What is needed » Recast the lines below as a numbered list, omitting the blank lines.

--- START Material for the task ---

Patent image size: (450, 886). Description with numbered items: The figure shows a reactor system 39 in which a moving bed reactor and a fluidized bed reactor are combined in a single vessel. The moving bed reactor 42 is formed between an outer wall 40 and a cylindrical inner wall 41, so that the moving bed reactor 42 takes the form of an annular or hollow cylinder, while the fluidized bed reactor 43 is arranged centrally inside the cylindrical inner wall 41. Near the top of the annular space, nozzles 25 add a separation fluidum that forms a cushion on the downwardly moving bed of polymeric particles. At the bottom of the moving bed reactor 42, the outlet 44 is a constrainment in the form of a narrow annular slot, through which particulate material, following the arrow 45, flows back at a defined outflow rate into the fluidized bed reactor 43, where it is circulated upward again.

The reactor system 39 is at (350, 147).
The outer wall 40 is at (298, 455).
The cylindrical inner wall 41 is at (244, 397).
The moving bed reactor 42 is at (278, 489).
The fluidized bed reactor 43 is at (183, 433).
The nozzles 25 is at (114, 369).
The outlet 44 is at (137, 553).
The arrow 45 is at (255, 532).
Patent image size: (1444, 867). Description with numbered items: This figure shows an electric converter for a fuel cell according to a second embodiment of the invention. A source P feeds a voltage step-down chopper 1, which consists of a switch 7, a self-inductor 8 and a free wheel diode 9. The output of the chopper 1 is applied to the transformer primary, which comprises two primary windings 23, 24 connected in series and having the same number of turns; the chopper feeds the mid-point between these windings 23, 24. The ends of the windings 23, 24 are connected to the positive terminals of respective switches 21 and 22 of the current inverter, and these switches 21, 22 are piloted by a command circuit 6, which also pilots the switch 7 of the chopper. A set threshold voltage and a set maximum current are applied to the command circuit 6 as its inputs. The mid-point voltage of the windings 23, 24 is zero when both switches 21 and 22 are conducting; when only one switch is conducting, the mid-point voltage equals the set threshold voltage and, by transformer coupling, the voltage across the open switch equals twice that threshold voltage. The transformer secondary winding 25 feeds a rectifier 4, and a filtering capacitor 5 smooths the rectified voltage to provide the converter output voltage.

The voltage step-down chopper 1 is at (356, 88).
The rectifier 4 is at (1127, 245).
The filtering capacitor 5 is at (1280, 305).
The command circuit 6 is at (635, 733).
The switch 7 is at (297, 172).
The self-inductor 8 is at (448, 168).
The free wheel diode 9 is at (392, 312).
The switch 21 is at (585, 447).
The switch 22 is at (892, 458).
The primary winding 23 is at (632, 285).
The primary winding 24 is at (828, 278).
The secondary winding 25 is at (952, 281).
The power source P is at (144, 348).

--- END Material for the task ---

Output of the exercise »
1. Patent image size: (450, 886). Description with numbered items: The figure shows a reactor system 39 in which a moving bed reactor and a fluidized bed reactor are combined in a single vessel. The moving bed reactor 42 is formed between an outer wall 40 and a cylindrical inner wall 41, so that the moving bed reactor 42 takes the form of an annular or hollow cylinder, while the fluidized bed reactor 43 is arranged centrally inside the cylindrical inner wall 41. Near the top of the annular space, nozzles 25 add a separation fluidum that forms a cushion on the downwardly moving bed of polymeric particles. At the bottom of the moving bed reactor 42, the outlet 44 is a constrainment in the form of a narrow annular slot, through which particulate material, following the arrow 45, flows back at a defined outflow rate into the fluidized bed reactor 43, where it is circulated upward again.
2. The reactor system 39 is at (350, 147).
3. The outer wall 40 is at (298, 455).
4. The cylindrical inner wall 41 is at (244, 397).
5. The moving bed reactor 42 is at (278, 489).
6. The fluidized bed reactor 43 is at (183, 433).
7. The nozzles 25 is at (114, 369).
8. The outlet 44 is at (137, 553).
9. The arrow 45 is at (255, 532).
10. Patent image size: (1444, 867). Description with numbered items: This figure shows an electric converter for a fuel cell according to a second embodiment of the invention. A source P feeds a voltage step-down chopper 1, which consists of a switch 7, a self-inductor 8 and a free wheel diode 9. The output of the chopper 1 is applied to the transformer primary, which comprises two primary windings 23, 24 connected in series and having the same number of turns; the chopper feeds the mid-point between these windings 23, 24. The ends of the windings 23, 24 are connected to the positive terminals of respective switches 21 and 22 of the current inverter, and these switches 21, 22 are piloted by a command circuit 6, which also pilots the switch 7 of the chopper. A set threshold voltage and a set maximum current are applied to the command circuit 6 as its inputs. The mid-point voltage of the windings 23, 24 is zero when both switches 21 and 22 are conducting; when only one switch is conducting, the mid-point voltage equals the set threshold voltage and, by transformer coupling, the voltage across the open switch equals twice that threshold voltage. The transformer secondary winding 25 feeds a rectifier 4, and a filtering capacitor 5 smooths the rectified voltage to provide the converter output voltage.
11. The voltage step-down chopper 1 is at (356, 88).
12. The rectifier 4 is at (1127, 245).
13. The filtering capacitor 5 is at (1280, 305).
14. The command circuit 6 is at (635, 733).
15. The switch 7 is at (297, 172).
16. The self-inductor 8 is at (448, 168).
17. The free wheel diode 9 is at (392, 312).
18. The switch 21 is at (585, 447).
19. The switch 22 is at (892, 458).
20. The primary winding 23 is at (632, 285).
21. The primary winding 24 is at (828, 278).
22. The secondary winding 25 is at (952, 281).
23. The power source P is at (144, 348).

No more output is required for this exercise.